* _DATA PROVIDED_
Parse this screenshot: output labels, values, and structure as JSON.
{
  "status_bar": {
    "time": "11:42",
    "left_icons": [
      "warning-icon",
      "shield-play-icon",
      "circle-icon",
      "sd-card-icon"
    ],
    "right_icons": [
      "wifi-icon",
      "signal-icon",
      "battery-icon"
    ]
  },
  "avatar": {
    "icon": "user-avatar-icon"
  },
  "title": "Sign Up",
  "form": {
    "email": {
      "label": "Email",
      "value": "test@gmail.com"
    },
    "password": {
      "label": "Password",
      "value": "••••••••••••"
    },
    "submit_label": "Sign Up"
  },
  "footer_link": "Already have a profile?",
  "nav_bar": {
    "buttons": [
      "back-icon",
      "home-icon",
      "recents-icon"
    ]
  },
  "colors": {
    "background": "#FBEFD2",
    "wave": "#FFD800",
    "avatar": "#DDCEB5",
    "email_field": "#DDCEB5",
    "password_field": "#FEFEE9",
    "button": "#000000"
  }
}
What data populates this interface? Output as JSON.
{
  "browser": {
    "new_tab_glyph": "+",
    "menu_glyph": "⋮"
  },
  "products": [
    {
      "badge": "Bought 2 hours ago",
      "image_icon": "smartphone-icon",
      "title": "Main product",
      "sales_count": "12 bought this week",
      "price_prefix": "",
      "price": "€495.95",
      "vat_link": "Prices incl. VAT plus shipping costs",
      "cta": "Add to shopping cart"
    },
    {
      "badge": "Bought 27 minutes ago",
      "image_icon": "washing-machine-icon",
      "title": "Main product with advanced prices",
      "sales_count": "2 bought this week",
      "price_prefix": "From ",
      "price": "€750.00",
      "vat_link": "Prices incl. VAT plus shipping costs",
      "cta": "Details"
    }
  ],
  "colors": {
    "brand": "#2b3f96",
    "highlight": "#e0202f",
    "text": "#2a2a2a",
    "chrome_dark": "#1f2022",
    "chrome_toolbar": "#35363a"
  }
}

* _YOUR GOAL_
Return every line in the listing that contains the word "Main".

* _SOLUTION TO THIS TASK_
      "title": "Main product",
      "title": "Main product with advanced prices",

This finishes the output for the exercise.